● What the exercise asks:
Copy each line below in which the string "image" occurs.

● Listing:
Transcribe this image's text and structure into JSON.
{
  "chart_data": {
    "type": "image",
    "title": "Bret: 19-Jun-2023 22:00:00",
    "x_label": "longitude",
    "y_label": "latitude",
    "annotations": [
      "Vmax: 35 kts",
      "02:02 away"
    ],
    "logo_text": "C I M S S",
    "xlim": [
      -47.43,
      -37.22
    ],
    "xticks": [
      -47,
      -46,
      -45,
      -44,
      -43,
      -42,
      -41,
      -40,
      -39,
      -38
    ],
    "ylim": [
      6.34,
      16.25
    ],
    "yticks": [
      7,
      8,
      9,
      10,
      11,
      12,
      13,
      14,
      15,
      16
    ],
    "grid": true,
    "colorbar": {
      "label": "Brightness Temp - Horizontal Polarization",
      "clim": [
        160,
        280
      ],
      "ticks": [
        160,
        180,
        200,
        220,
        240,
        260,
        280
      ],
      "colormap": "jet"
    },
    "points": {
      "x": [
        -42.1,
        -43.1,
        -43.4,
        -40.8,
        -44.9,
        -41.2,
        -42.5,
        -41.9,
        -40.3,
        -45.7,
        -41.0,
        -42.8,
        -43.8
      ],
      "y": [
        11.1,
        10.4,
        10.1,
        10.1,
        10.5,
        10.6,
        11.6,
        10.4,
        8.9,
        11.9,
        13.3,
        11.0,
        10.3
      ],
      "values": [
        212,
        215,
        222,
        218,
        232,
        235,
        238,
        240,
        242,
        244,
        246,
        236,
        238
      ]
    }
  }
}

● Output for this exercise:
Transcribe this image's text and structure into JSON.
    "type": "image",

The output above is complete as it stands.